» **STORED DATA**
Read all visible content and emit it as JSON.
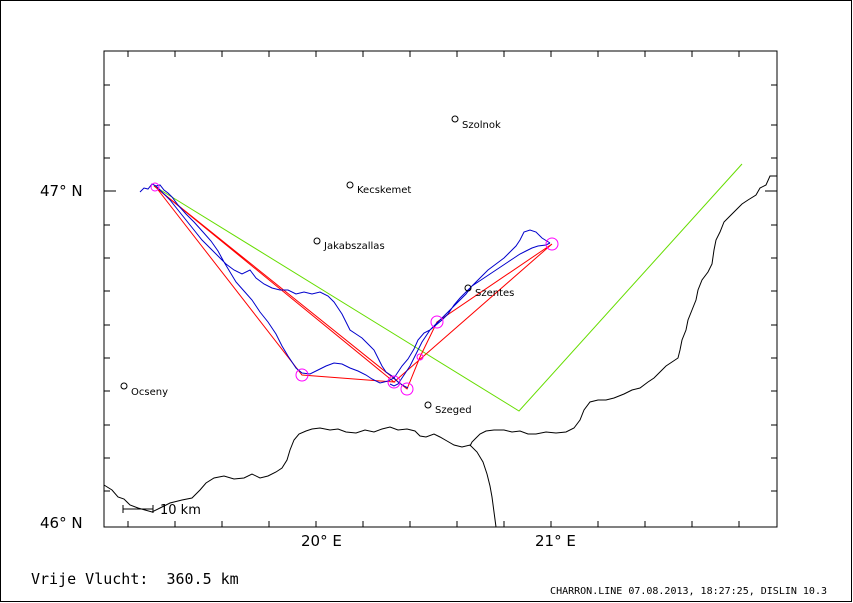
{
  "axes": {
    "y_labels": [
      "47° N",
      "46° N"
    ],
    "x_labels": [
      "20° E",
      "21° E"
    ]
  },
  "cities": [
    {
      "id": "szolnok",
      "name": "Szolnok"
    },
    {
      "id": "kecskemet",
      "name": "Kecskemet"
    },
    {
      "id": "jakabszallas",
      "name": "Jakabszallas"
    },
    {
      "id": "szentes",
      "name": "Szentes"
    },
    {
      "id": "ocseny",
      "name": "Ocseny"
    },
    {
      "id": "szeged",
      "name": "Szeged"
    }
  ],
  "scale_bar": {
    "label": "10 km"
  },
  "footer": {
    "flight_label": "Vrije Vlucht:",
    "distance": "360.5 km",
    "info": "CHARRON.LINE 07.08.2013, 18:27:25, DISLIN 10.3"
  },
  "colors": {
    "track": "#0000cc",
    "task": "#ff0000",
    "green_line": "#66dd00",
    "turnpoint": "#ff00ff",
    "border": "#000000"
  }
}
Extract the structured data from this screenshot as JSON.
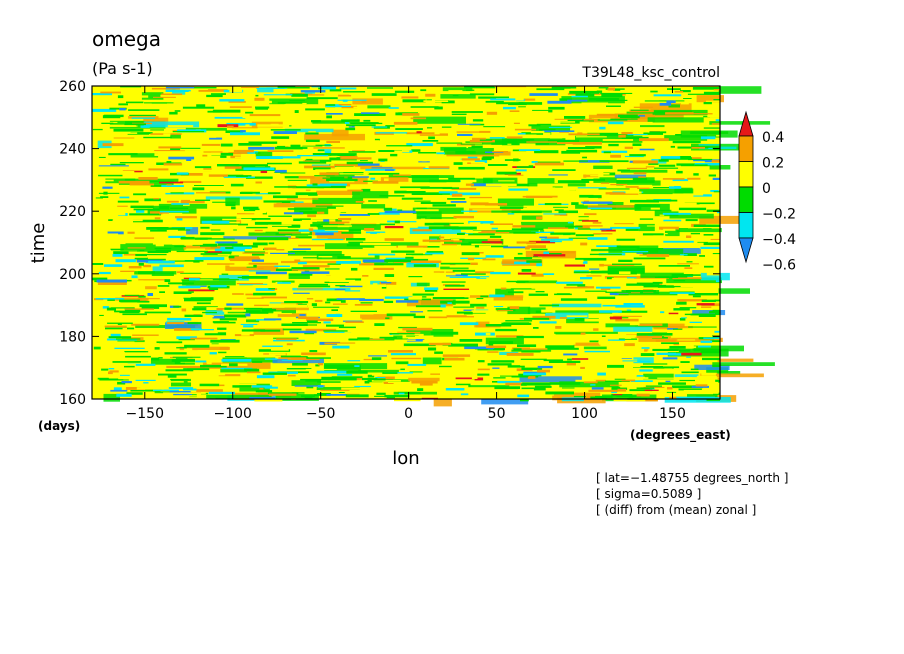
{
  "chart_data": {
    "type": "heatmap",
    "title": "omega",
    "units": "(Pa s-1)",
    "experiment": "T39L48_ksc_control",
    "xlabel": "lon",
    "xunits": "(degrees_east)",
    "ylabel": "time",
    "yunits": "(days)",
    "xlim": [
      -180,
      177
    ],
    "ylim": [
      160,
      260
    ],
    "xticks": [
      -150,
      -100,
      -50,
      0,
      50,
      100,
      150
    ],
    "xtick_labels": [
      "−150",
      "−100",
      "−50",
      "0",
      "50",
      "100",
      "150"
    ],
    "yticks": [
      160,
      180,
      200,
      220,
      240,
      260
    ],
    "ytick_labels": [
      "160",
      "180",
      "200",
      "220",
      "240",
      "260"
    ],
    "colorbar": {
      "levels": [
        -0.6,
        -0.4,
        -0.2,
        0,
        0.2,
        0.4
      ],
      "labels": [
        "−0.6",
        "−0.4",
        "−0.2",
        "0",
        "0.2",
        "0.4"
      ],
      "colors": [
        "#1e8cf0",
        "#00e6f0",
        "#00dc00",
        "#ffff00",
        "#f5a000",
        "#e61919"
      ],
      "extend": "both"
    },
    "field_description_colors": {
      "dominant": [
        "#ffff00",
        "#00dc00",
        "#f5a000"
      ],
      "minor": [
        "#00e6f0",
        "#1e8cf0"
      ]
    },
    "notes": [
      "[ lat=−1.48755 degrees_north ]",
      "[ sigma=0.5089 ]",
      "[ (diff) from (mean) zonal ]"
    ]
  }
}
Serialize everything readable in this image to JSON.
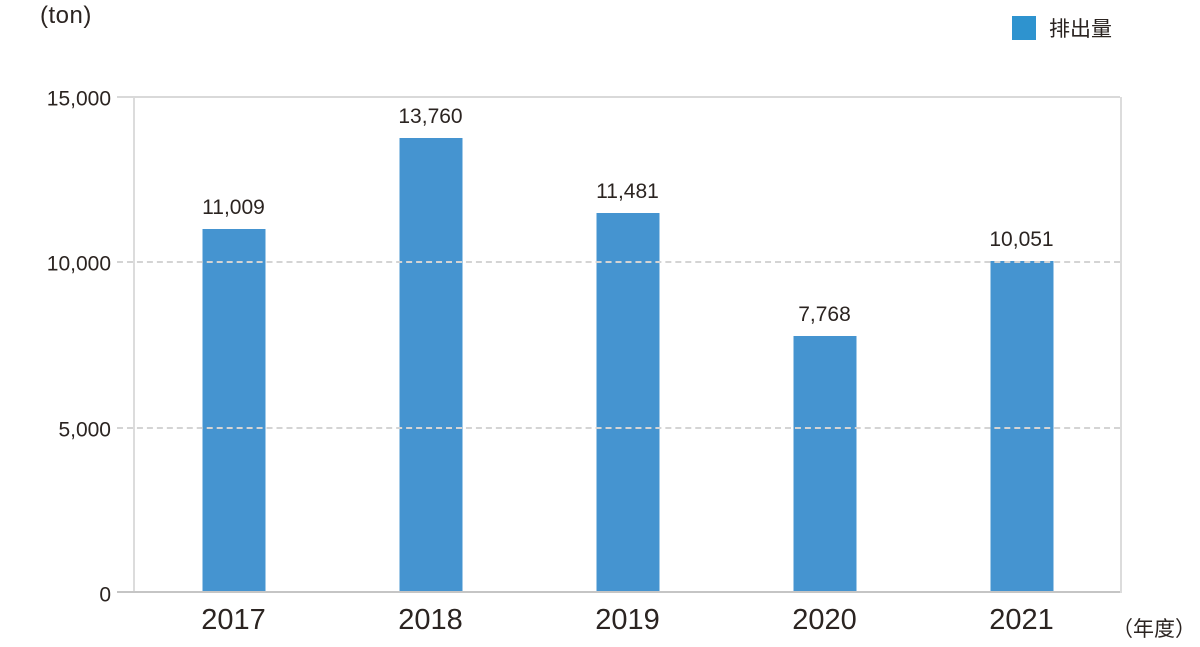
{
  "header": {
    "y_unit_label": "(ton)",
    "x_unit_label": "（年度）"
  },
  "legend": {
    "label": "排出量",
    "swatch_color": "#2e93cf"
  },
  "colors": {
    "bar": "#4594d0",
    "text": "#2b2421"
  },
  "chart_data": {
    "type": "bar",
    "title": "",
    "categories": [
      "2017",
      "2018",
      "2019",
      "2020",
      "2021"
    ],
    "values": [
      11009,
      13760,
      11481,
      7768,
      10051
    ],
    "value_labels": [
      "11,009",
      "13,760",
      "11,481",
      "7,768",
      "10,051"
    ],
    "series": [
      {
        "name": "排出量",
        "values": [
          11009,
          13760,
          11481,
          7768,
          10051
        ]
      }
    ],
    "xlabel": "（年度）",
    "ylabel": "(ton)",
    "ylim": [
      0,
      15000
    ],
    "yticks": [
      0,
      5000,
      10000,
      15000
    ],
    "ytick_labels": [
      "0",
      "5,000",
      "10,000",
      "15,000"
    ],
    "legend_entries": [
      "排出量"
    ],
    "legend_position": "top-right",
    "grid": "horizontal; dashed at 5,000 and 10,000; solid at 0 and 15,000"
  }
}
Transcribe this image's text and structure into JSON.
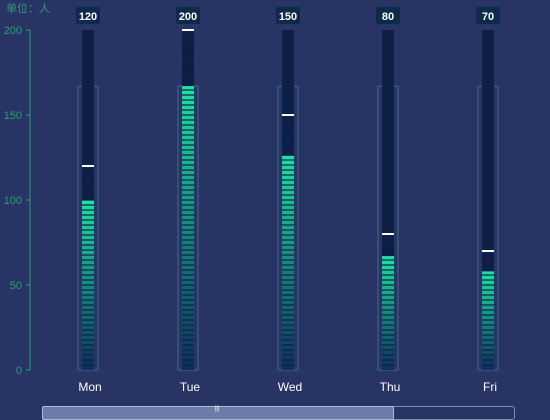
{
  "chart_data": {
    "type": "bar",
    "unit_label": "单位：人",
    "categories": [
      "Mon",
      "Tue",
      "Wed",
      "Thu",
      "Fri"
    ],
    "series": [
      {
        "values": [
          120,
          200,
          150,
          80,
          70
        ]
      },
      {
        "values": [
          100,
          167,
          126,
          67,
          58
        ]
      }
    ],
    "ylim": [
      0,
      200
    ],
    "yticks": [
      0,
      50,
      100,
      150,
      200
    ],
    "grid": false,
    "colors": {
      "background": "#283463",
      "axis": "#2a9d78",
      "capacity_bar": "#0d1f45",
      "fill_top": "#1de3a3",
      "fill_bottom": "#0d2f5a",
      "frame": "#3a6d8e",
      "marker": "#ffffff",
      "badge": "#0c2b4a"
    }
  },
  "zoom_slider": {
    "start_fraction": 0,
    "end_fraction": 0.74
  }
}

» **WHAT THE EXERCISE ASKS**
Omitting all images, retype each line of the records precisely.

» **THE RESULT**
Read all visible content and emit it as JSON.
{
  "axes": {
    "y_labels": [
      "47° N",
      "46° N"
    ],
    "x_labels": [
      "20° E",
      "21° E"
    ]
  },
  "cities": [
    {
      "id": "szolnok",
      "name": "Szolnok"
    },
    {
      "id": "kecskemet",
      "name": "Kecskemet"
    },
    {
      "id": "jakabszallas",
      "name": "Jakabszallas"
    },
    {
      "id": "szentes",
      "name": "Szentes"
    },
    {
      "id": "ocseny",
      "name": "Ocseny"
    },
    {
      "id": "szeged",
      "name": "Szeged"
    }
  ],
  "scale_bar": {
    "label": "10 km"
  },
  "footer": {
    "flight_label": "Vrije Vlucht:",
    "distance": "360.5 km",
    "info": "CHARRON.LINE 07.08.2013, 18:27:25, DISLIN 10.3"
  },
  "colors": {
    "track": "#0000cc",
    "task": "#ff0000",
    "green_line": "#66dd00",
    "turnpoint": "#ff00ff",
    "border": "#000000"
  }
}
Extract the structured data from this screenshot as JSON.
{
  "chart_data": {
    "type": "heatmap",
    "title": "omega",
    "units": "(Pa s-1)",
    "experiment": "T39L48_ksc_control",
    "xlabel": "lon",
    "xunits": "(degrees_east)",
    "ylabel": "time",
    "yunits": "(days)",
    "xlim": [
      -180,
      177
    ],
    "ylim": [
      160,
      260
    ],
    "xticks": [
      -150,
      -100,
      -50,
      0,
      50,
      100,
      150
    ],
    "xtick_labels": [
      "−150",
      "−100",
      "−50",
      "0",
      "50",
      "100",
      "150"
    ],
    "yticks": [
      160,
      180,
      200,
      220,
      240,
      260
    ],
    "ytick_labels": [
      "160",
      "180",
      "200",
      "220",
      "240",
      "260"
    ],
    "colorbar": {
      "levels": [
        -0.6,
        -0.4,
        -0.2,
        0,
        0.2,
        0.4
      ],
      "labels": [
        "−0.6",
        "−0.4",
        "−0.2",
        "0",
        "0.2",
        "0.4"
      ],
      "colors": [
        "#1e8cf0",
        "#00e6f0",
        "#00dc00",
        "#ffff00",
        "#f5a000",
        "#e61919"
      ],
      "extend": "both"
    },
    "field_description_colors": {
      "dominant": [
        "#ffff00",
        "#00dc00",
        "#f5a000"
      ],
      "minor": [
        "#00e6f0",
        "#1e8cf0"
      ]
    },
    "notes": [
      "[ lat=−1.48755 degrees_north ]",
      "[ sigma=0.5089 ]",
      "[ (diff) from (mean) zonal ]"
    ]
  }
}
Serialize everything readable in this image to JSON.
{
  "header": {
    "y_unit_label": "(ton)",
    "x_unit_label": "（年度）"
  },
  "legend": {
    "label": "排出量",
    "swatch_color": "#2e93cf"
  },
  "colors": {
    "bar": "#4594d0",
    "text": "#2b2421"
  },
  "chart_data": {
    "type": "bar",
    "title": "",
    "categories": [
      "2017",
      "2018",
      "2019",
      "2020",
      "2021"
    ],
    "values": [
      11009,
      13760,
      11481,
      7768,
      10051
    ],
    "value_labels": [
      "11,009",
      "13,760",
      "11,481",
      "7,768",
      "10,051"
    ],
    "series": [
      {
        "name": "排出量",
        "values": [
          11009,
          13760,
          11481,
          7768,
          10051
        ]
      }
    ],
    "xlabel": "（年度）",
    "ylabel": "(ton)",
    "ylim": [
      0,
      15000
    ],
    "yticks": [
      0,
      5000,
      10000,
      15000
    ],
    "ytick_labels": [
      "0",
      "5,000",
      "10,000",
      "15,000"
    ],
    "legend_entries": [
      "排出量"
    ],
    "legend_position": "top-right",
    "grid": "horizontal; dashed at 5,000 and 10,000; solid at 0 and 15,000"
  }
}
Transcribe this image's text and structure into JSON.
{
  "chart_data": {
    "type": "bar",
    "unit_label": "单位：人",
    "categories": [
      "Mon",
      "Tue",
      "Wed",
      "Thu",
      "Fri"
    ],
    "series": [
      {
        "values": [
          120,
          200,
          150,
          80,
          70
        ]
      },
      {
        "values": [
          100,
          167,
          126,
          67,
          58
        ]
      }
    ],
    "ylim": [
      0,
      200
    ],
    "yticks": [
      0,
      50,
      100,
      150,
      200
    ],
    "grid": false,
    "colors": {
      "background": "#283463",
      "axis": "#2a9d78",
      "capacity_bar": "#0d1f45",
      "fill_top": "#1de3a3",
      "fill_bottom": "#0d2f5a",
      "frame": "#3a6d8e",
      "marker": "#ffffff",
      "badge": "#0c2b4a"
    }
  },
  "zoom_slider": {
    "start_fraction": 0,
    "end_fraction": 0.74
  }
}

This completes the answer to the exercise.